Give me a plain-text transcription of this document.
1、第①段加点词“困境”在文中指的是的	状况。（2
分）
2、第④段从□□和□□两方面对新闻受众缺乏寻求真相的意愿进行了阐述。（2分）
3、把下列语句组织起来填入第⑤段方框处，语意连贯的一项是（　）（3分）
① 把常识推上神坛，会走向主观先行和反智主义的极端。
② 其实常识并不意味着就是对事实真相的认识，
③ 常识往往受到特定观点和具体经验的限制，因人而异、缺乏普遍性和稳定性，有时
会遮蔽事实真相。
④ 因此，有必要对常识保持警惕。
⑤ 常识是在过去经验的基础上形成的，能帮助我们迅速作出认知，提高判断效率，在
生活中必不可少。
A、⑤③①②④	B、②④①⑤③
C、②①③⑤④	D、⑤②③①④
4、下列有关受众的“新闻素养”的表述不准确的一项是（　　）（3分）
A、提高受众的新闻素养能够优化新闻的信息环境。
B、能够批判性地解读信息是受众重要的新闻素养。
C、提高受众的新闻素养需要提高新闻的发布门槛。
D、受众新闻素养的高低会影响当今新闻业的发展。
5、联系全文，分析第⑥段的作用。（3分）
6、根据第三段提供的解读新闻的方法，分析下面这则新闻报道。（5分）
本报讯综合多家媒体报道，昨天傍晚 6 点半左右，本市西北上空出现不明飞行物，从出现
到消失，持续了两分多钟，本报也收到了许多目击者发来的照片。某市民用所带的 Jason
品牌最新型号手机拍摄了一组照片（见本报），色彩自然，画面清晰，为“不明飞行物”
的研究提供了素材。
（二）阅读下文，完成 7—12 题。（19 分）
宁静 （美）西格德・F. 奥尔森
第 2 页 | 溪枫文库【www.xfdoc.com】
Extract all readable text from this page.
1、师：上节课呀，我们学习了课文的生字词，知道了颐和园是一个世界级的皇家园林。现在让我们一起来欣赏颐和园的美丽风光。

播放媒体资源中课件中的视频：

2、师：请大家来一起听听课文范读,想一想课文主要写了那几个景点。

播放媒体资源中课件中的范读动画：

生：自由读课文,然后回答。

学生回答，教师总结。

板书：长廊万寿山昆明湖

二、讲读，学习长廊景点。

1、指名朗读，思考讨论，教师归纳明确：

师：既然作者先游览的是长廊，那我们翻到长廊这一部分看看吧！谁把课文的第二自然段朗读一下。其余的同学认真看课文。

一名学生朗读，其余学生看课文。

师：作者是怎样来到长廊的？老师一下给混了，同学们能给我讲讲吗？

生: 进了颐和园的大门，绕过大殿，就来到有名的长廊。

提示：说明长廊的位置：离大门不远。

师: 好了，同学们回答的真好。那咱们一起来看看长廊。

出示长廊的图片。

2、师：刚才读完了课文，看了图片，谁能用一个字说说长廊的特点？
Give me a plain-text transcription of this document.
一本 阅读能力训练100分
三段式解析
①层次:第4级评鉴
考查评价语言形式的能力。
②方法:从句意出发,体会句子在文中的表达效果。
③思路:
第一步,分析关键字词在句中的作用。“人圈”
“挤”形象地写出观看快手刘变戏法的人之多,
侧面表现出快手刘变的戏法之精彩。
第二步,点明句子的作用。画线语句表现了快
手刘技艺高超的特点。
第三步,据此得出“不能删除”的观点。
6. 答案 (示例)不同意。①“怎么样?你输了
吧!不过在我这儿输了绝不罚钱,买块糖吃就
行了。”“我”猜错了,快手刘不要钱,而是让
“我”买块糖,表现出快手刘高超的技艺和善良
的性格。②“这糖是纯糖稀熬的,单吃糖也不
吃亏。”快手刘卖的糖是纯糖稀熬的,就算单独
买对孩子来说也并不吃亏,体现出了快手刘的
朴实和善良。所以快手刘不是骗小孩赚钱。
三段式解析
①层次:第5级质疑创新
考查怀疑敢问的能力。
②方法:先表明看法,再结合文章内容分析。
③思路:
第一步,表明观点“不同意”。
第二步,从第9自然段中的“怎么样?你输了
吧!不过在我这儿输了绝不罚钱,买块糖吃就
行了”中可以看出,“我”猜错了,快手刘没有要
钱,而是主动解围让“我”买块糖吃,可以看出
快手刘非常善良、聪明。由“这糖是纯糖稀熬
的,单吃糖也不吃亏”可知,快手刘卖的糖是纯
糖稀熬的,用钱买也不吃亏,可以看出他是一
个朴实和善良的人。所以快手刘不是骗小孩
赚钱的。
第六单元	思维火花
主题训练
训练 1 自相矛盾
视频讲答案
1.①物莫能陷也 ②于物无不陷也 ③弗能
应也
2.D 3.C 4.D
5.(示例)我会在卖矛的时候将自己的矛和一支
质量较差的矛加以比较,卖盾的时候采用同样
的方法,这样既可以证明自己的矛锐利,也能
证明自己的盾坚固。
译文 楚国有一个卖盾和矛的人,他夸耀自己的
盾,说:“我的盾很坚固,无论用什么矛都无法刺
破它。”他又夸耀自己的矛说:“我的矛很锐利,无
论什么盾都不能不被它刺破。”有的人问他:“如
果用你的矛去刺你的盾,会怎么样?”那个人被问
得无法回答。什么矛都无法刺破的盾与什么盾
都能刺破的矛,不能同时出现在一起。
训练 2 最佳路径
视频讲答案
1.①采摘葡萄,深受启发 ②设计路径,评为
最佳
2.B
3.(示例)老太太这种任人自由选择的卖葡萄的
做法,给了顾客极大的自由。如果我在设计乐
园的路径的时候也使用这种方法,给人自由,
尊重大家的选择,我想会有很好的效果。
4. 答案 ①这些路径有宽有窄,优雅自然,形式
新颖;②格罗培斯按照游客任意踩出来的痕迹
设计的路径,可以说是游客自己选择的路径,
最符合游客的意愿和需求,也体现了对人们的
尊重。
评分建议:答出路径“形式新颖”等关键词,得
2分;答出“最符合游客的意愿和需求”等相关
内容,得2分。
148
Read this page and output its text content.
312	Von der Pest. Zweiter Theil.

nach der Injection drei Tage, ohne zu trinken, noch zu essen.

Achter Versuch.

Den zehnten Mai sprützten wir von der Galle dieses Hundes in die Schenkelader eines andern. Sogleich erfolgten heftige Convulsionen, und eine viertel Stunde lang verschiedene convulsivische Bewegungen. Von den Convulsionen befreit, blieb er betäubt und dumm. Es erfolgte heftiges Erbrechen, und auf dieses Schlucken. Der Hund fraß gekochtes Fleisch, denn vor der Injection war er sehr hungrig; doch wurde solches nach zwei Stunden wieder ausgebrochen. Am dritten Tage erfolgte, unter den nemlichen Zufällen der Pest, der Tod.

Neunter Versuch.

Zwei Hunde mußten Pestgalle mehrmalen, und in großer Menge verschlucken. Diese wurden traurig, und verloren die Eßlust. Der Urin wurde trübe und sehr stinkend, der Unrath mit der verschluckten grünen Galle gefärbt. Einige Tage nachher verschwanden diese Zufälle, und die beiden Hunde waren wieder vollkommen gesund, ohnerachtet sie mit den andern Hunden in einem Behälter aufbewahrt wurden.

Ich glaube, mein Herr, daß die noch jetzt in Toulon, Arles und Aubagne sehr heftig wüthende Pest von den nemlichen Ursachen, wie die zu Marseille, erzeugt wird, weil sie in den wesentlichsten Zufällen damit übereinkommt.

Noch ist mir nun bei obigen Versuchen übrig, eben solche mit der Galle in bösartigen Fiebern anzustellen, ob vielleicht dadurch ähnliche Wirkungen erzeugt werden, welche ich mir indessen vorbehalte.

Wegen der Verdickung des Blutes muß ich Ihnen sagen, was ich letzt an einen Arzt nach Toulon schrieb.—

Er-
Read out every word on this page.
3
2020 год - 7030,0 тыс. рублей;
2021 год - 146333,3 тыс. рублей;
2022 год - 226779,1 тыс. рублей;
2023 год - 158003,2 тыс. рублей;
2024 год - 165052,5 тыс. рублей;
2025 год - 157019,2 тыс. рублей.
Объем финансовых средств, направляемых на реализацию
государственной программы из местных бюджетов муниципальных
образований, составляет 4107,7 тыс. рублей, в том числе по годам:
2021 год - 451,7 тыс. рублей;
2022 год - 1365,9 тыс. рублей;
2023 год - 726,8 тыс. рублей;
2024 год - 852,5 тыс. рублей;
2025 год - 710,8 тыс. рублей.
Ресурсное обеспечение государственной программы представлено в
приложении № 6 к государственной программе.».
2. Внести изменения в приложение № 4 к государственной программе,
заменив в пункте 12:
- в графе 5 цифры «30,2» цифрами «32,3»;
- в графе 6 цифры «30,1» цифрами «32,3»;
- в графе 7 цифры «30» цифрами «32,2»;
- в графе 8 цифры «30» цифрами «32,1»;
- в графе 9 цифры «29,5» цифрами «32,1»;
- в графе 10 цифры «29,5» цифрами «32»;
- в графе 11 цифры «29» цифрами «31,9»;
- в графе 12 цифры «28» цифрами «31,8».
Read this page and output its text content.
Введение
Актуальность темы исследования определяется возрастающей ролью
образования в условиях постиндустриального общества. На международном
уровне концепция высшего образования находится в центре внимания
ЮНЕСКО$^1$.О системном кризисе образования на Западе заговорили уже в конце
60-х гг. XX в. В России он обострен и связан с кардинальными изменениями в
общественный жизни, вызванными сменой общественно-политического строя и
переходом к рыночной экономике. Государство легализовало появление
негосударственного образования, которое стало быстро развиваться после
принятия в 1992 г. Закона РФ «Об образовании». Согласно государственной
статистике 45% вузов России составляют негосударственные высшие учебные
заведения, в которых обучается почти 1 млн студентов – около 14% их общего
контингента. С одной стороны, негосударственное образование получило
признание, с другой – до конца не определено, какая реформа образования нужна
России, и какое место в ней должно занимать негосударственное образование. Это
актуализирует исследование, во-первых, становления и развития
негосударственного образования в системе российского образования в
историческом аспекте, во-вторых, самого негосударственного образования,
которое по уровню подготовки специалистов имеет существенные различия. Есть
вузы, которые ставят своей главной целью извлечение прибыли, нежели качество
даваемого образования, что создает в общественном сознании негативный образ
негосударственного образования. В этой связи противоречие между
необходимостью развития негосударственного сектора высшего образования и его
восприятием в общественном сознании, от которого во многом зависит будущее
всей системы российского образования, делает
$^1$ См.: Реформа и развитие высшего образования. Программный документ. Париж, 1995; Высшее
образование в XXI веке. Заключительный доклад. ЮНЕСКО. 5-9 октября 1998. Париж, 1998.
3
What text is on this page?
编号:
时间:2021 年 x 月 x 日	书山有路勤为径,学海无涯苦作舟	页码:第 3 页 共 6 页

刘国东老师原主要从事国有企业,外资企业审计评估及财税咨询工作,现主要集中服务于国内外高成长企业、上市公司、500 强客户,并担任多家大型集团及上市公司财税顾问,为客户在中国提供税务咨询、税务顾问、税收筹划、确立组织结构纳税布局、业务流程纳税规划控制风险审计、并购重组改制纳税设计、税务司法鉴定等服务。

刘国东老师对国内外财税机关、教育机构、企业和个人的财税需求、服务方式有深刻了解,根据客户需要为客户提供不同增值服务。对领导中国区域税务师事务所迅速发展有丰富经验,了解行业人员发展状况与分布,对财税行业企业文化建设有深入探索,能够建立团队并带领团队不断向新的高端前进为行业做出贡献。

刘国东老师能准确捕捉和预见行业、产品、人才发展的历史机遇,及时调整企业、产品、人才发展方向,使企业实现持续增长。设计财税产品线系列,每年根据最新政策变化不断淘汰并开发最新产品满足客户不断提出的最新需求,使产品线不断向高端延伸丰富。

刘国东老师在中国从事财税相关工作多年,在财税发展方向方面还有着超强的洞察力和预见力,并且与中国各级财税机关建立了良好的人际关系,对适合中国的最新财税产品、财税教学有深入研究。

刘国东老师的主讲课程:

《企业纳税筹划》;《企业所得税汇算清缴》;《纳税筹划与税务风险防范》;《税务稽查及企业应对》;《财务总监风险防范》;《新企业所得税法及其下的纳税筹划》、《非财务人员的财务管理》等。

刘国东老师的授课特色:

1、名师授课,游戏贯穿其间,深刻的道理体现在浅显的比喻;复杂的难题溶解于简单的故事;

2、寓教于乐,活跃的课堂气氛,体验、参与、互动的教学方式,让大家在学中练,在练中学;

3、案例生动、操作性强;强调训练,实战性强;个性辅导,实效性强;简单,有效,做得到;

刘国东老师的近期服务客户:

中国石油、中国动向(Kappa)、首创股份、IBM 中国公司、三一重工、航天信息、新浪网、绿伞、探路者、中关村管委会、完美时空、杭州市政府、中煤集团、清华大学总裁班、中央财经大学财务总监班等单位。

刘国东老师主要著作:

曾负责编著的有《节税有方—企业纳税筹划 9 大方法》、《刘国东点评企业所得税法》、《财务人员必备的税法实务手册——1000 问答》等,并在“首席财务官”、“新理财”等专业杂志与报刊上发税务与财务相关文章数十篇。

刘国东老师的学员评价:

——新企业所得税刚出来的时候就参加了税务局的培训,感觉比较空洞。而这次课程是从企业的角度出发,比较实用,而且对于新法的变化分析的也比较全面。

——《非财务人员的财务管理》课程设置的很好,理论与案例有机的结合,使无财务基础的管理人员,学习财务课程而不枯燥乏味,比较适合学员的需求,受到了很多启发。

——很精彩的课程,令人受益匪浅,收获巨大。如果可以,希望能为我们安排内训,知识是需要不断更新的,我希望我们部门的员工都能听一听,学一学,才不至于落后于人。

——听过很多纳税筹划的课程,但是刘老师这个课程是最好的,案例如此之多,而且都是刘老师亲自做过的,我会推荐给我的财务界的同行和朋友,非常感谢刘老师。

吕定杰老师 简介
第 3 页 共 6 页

■ ■ ■ ■ ■ ■ ■

EXERCISE:
Tally the lines of the listing above that include the word "которое". Answer with the number alone.

ANSWER TO THE PROBLEM:
2